## What is asked:
Below you will find a set of lines. Repeat them all exactly.

____ Supplied records

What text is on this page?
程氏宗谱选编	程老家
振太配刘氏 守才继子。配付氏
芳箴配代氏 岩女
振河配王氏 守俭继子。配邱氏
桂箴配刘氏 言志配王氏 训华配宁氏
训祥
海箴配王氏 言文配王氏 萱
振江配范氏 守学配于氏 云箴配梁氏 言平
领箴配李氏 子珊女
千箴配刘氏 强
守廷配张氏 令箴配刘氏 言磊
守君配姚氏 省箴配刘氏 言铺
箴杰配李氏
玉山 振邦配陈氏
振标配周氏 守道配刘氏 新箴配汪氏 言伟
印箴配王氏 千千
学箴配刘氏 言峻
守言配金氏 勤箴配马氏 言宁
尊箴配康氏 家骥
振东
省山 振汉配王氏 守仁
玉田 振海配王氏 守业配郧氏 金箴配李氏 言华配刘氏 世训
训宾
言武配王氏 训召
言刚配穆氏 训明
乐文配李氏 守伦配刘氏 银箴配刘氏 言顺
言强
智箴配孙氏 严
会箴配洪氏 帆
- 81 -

________

## Output:
What text is on this page?
程氏宗谱选编	程老家
振太配刘氏 守才继子。配付氏
芳箴配代氏 岩女
振河配王氏 守俭继子。配邱氏
桂箴配刘氏 言志配王氏 训华配宁氏
训祥
海箴配王氏 言文配王氏 萱
振江配范氏 守学配于氏 云箴配梁氏 言平
领箴配李氏 子珊女
千箴配刘氏 强
守廷配张氏 令箴配刘氏 言磊
守君配姚氏 省箴配刘氏 言铺
箴杰配李氏
玉山 振邦配陈氏
振标配周氏 守道配刘氏 新箴配汪氏 言伟
印箴配王氏 千千
学箴配刘氏 言峻
守言配金氏 勤箴配马氏 言宁
尊箴配康氏 家骥
振东
省山 振汉配王氏 守仁
玉田 振海配王氏 守业配郧氏 金箴配李氏 言华配刘氏 世训
训宾
言武配王氏 训召
言刚配穆氏 训明
乐文配李氏 守伦配刘氏 银箴配刘氏 言顺
言强
智箴配孙氏 严
会箴配洪氏 帆
- 81 -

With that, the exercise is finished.